━━━━━ Excerpt provided


    BitterYoungMatador2 Well-Known Member

    “And look who’s coming up…”


     
    UNCGrad, Slacker and garrow like this.
  2. playthrough

    playthrough Moderator Staff Member

  3. Songbird

    Songbird Well-Known Member

    The NBC broadcast, when following Gibson's home run, also captured the brake lights of some Dodger fans who were leaving Dodger Stadium believing the game was lost. Among those were future Boston Red Sox chairman Tom Werner and his son, future Milwaukee Brewers senior Vice President Teddy Werner.[19]

    The reference is a video that apparently doesn't exist anymore.

    [​IMG]

    Another classic ...

     
    Chef2 likes this.
  4. maumann

    maumann Well-Known Member

    No offense, but the one he hit four years earlier off of Goose Gossage in Game 5 was the Kirk Gibson World Series moment most people from southeastern Michigan of a certain age will never forget.

━━━━━━━━━━
━━━━━ Listed records

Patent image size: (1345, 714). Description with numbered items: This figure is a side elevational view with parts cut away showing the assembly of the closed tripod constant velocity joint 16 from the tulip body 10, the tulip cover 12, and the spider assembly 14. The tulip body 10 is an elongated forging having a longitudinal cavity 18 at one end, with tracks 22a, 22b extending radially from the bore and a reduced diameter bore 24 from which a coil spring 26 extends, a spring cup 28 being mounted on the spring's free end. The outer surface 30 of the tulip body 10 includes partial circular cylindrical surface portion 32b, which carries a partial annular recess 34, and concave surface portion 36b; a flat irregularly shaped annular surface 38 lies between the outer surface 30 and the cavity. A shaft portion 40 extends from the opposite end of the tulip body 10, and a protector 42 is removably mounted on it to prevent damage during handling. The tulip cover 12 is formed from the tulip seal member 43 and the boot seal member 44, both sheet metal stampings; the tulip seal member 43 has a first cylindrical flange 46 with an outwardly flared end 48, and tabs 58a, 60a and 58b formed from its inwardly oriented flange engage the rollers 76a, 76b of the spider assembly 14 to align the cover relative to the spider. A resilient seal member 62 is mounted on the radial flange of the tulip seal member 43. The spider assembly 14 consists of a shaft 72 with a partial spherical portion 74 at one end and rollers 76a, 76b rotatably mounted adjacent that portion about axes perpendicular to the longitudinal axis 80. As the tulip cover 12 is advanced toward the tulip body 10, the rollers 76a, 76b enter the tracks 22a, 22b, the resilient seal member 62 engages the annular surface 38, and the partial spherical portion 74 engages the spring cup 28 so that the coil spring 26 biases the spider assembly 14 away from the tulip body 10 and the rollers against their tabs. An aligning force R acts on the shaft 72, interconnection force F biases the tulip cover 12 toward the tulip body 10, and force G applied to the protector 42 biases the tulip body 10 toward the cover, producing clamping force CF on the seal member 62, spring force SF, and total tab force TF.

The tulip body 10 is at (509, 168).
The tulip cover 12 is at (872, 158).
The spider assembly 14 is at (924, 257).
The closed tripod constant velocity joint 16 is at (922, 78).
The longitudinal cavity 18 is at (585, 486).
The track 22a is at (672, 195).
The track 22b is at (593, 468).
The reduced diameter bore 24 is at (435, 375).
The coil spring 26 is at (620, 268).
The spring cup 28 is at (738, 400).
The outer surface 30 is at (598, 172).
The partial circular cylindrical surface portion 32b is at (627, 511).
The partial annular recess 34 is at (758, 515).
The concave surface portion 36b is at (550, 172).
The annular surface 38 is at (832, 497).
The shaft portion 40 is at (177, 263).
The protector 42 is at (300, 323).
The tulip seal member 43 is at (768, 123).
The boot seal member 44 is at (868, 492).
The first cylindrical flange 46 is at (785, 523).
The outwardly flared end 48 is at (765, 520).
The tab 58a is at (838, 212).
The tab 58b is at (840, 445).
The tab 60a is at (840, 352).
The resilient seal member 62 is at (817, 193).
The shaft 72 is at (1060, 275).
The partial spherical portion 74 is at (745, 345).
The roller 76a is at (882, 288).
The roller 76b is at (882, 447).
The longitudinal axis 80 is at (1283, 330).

━━━━━━━━━━

* What the task asks
From the forum thread about Kirk Gibson's home run, write out word for word the part that opens with the words containing "playthrough Moderator Staff" and closes with "Another classic ...".

* Solution to this exercise
playthrough Moderator Staff Member

  3. Songbird

    Songbird Well-Known Member

    The NBC broadcast, when following Gibson's home run, also captured the brake lights of some Dodger fans who were leaving Dodger Stadium believing the game was lost. Among those were future Boston Red Sox chairman Tom Werner and his son, future Milwaukee Brewers senior Vice President Teddy Werner.[19]

    The reference is a video that apparently doesn't exist anymore.

    [​IMG]

    Another classic ...